:: WHAT TO DO ::
For the records below, give the count of lines holding the word "Grid" and nothing more.

▬▬▬

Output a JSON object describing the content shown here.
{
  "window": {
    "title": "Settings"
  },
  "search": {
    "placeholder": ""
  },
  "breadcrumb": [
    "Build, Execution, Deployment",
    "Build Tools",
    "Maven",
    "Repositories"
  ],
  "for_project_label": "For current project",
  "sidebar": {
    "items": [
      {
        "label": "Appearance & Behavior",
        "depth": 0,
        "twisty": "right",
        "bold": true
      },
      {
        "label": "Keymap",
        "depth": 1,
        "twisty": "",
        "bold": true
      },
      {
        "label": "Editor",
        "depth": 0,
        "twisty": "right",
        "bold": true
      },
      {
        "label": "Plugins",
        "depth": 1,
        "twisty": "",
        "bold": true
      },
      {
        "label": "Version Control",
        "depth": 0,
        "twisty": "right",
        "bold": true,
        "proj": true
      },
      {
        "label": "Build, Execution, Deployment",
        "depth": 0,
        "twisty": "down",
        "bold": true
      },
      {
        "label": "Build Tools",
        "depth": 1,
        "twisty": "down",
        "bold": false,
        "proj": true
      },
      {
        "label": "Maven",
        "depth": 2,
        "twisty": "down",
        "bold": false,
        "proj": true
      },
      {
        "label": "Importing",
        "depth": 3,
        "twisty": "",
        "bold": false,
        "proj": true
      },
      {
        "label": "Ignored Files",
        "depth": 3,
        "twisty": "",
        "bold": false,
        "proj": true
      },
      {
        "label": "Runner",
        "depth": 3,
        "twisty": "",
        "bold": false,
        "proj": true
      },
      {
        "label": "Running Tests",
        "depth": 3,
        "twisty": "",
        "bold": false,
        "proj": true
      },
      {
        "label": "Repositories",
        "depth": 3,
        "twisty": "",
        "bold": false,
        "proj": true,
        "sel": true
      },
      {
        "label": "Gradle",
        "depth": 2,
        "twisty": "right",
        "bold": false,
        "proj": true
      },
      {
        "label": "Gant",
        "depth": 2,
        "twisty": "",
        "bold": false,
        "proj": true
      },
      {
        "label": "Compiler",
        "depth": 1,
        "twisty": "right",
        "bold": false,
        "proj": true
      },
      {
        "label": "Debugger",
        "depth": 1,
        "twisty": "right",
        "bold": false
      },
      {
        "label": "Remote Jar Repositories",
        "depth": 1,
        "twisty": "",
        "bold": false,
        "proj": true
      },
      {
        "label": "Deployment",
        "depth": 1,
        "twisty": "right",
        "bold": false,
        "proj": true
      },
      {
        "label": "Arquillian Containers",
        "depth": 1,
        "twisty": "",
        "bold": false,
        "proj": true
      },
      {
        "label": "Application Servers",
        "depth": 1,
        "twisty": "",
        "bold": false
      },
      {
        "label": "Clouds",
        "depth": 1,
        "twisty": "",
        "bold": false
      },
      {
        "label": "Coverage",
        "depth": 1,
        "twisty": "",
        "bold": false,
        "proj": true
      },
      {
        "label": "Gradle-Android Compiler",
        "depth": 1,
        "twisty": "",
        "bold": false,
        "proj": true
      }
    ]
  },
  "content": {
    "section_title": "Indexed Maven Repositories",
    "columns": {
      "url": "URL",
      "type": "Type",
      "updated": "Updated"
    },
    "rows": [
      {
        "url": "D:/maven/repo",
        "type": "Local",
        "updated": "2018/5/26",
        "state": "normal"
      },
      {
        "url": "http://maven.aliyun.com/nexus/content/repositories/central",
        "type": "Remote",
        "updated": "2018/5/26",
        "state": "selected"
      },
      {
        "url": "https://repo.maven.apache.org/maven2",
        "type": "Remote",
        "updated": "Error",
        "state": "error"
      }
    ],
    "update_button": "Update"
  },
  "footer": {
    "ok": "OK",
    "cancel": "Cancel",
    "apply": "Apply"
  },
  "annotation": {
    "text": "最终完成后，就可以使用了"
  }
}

▬▬▬

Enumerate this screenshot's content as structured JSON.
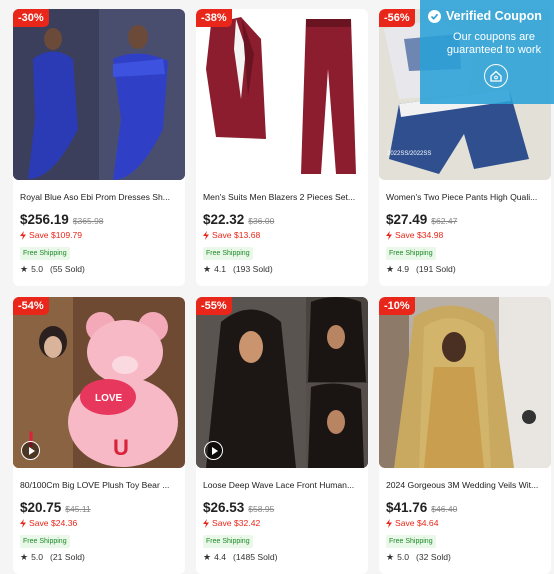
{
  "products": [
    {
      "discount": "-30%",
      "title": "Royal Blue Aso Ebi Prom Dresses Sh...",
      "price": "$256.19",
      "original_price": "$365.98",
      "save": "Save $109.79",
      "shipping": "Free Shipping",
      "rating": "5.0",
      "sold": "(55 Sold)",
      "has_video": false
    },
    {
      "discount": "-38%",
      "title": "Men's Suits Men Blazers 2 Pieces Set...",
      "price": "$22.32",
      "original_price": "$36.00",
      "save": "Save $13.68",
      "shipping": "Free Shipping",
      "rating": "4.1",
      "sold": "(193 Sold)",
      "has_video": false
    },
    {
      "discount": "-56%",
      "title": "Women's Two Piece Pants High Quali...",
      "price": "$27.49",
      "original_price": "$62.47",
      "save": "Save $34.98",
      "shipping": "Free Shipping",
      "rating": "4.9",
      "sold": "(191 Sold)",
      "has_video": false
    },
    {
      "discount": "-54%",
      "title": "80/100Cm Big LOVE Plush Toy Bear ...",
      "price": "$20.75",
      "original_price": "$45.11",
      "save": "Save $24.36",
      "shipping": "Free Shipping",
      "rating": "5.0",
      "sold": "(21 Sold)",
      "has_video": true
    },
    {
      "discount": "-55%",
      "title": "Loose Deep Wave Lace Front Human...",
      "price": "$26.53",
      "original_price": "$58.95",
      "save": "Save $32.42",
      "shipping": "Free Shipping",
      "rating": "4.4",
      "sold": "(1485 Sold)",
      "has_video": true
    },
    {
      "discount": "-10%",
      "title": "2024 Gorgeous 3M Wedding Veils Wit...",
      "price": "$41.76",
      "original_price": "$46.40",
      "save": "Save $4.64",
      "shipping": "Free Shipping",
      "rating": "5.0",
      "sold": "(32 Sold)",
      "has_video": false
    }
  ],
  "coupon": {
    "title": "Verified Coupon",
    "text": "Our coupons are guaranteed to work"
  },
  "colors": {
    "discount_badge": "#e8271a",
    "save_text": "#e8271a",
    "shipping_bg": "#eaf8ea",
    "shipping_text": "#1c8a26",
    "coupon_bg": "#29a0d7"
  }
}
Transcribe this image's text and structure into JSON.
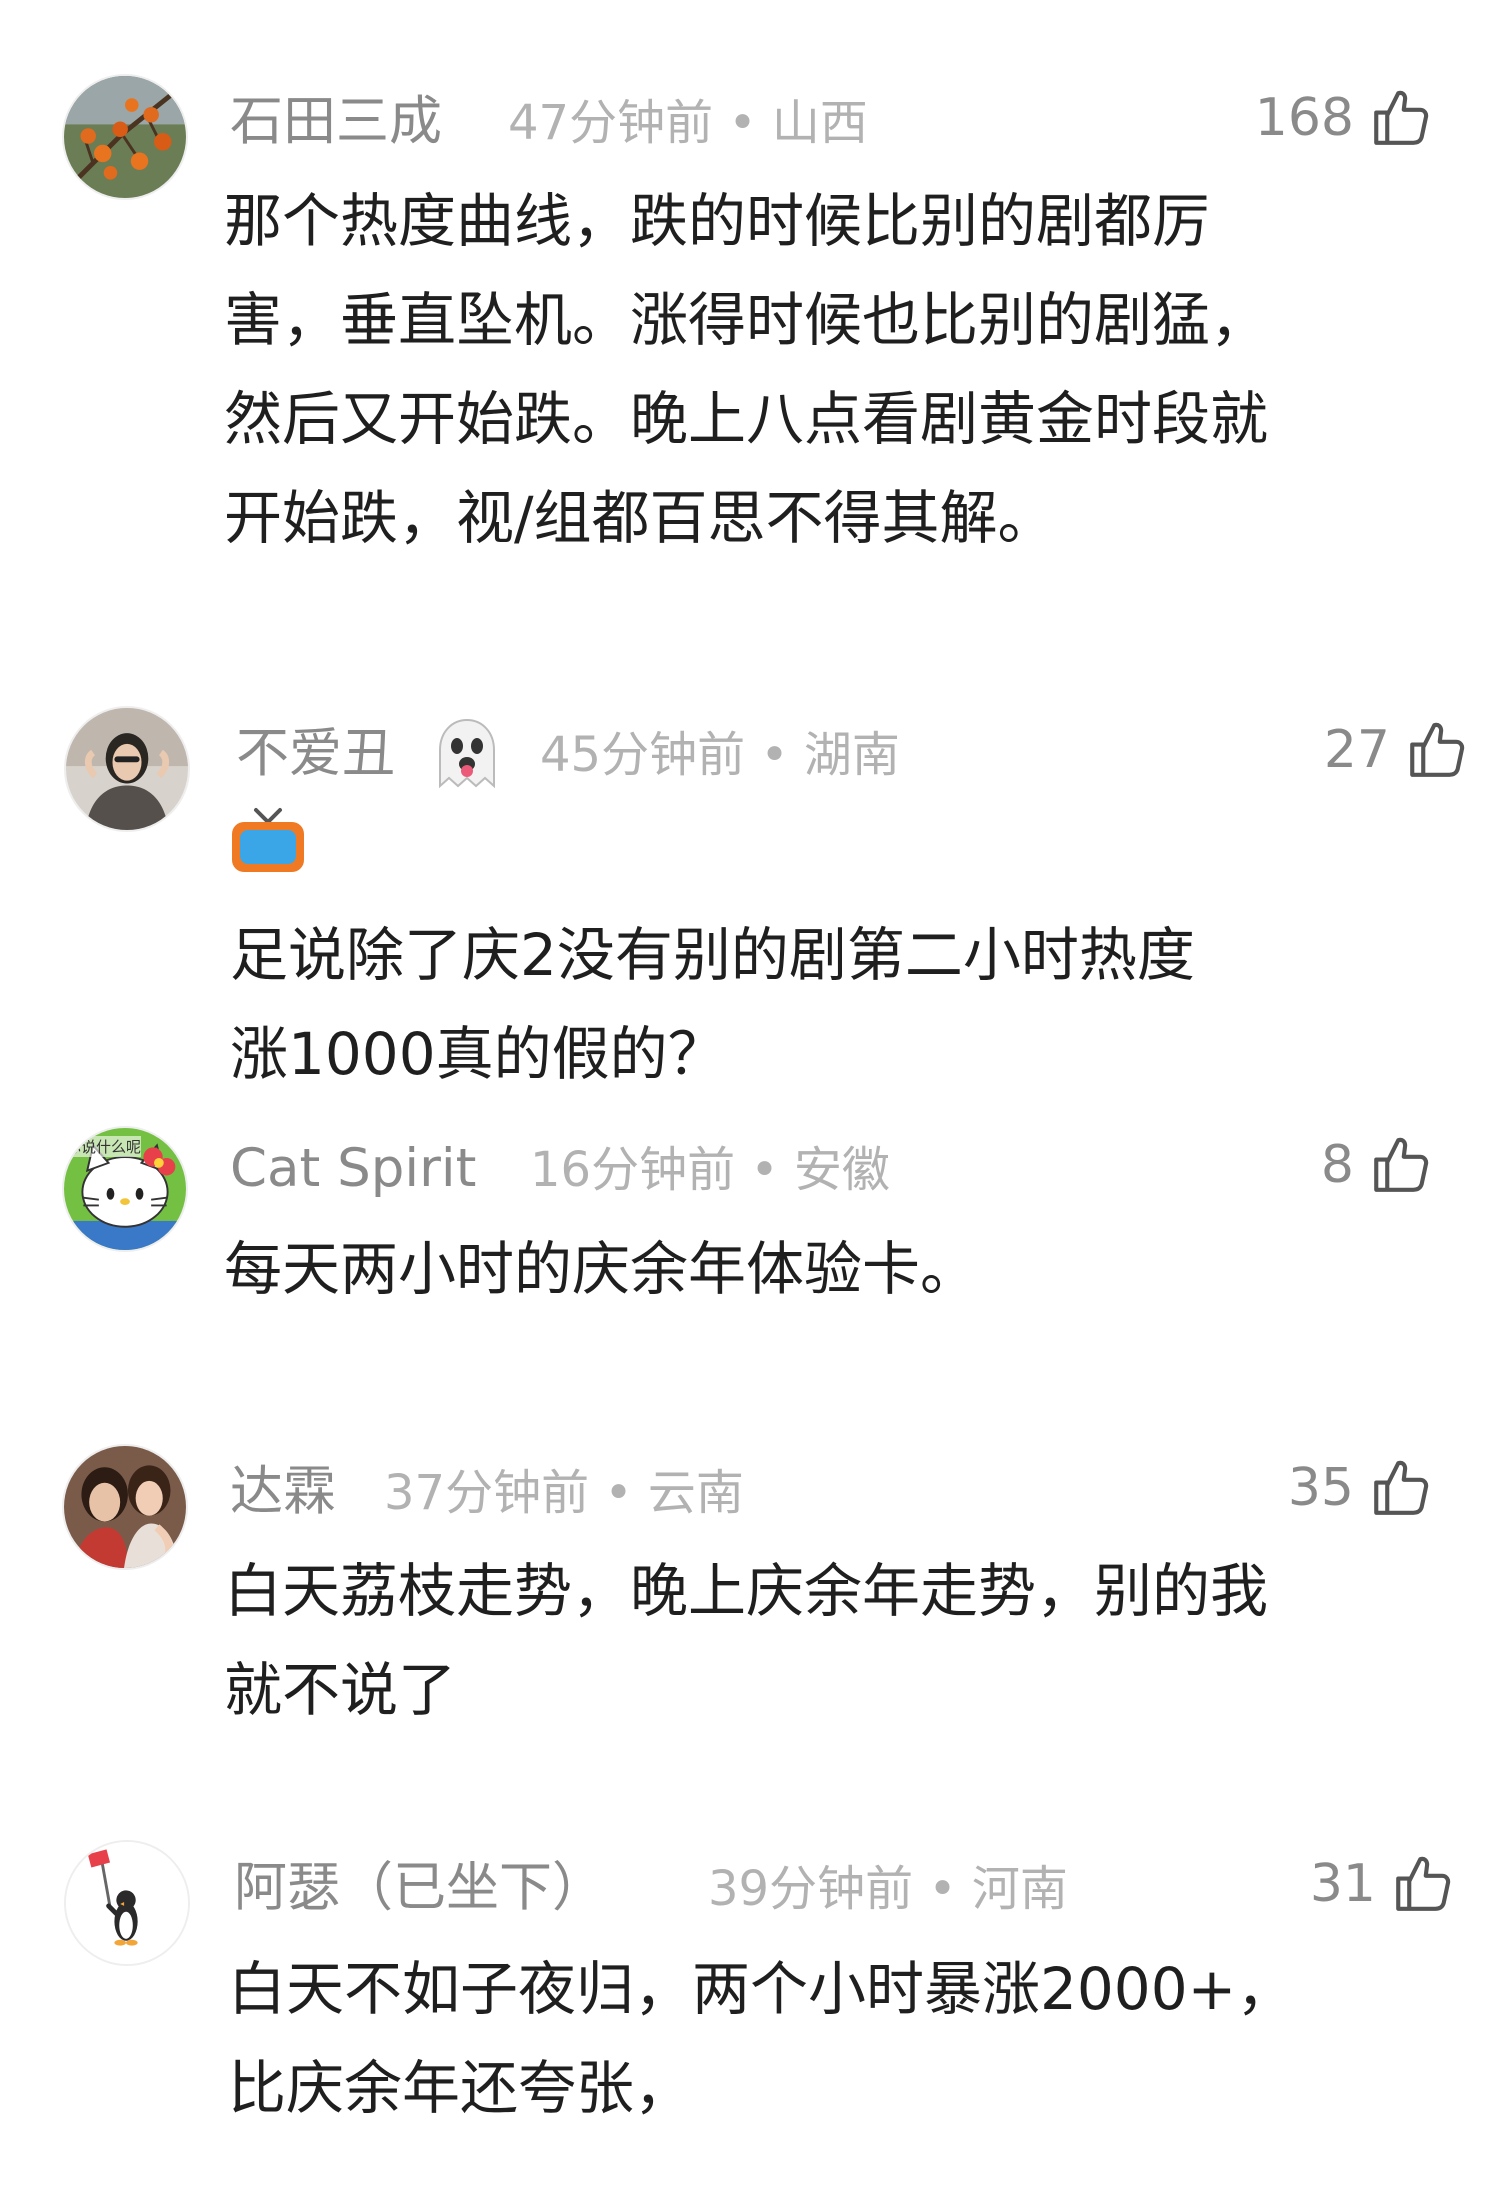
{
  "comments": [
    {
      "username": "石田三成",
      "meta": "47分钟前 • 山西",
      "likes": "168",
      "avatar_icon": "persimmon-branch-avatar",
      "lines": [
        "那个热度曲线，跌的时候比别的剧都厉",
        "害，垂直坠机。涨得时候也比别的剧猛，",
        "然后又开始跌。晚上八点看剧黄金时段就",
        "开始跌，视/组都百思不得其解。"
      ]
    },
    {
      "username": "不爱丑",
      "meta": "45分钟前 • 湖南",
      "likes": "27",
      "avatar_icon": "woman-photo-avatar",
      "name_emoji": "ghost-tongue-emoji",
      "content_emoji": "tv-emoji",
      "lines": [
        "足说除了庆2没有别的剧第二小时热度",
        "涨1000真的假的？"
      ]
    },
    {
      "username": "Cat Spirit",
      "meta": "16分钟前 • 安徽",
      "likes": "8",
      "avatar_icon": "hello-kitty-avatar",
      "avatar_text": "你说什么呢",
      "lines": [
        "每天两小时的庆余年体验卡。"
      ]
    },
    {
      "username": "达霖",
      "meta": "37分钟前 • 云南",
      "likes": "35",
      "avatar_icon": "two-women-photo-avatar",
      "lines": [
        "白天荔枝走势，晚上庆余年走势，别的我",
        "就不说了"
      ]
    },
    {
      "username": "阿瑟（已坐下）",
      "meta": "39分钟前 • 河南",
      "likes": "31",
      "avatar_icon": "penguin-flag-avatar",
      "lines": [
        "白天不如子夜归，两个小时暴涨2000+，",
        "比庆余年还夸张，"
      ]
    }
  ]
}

▬▬▬

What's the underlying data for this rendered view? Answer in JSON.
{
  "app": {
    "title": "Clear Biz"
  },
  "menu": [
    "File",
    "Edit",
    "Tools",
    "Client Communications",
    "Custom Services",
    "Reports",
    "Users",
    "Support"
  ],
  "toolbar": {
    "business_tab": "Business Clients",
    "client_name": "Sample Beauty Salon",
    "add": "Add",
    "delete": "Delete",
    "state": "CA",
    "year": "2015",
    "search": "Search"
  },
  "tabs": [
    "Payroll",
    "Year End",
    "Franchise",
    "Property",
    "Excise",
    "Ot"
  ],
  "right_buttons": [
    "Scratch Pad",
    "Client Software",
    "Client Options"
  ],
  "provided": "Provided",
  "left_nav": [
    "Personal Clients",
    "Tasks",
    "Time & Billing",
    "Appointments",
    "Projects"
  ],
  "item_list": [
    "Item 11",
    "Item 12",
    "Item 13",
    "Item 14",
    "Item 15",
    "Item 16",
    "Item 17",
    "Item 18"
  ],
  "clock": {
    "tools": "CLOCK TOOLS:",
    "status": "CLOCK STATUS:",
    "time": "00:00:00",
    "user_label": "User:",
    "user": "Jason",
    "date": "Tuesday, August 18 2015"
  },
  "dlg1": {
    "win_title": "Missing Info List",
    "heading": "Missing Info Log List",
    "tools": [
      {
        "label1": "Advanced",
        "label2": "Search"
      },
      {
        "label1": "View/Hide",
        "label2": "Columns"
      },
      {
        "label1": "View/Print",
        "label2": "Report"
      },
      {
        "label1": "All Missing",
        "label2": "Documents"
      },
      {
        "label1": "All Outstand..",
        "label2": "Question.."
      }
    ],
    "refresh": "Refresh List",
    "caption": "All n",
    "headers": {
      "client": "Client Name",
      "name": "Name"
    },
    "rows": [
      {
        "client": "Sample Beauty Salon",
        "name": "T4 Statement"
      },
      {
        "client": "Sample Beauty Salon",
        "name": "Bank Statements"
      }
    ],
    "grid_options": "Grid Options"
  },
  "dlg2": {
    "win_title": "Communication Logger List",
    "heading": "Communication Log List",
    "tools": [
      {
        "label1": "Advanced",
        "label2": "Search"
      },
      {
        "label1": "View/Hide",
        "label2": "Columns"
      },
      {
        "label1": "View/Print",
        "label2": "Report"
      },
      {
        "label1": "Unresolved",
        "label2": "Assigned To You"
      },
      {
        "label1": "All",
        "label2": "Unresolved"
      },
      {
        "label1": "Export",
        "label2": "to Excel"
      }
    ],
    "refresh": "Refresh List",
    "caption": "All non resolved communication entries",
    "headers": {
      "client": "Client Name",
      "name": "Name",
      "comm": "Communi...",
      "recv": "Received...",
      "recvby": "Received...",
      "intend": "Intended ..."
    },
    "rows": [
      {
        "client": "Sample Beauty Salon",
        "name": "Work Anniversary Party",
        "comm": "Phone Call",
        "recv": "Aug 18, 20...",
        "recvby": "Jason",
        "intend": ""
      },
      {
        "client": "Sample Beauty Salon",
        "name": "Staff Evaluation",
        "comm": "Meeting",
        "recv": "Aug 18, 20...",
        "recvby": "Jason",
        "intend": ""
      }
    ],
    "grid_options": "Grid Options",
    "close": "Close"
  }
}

▬▬▬

:: OUTPUT OF THE EXERCISE ::
2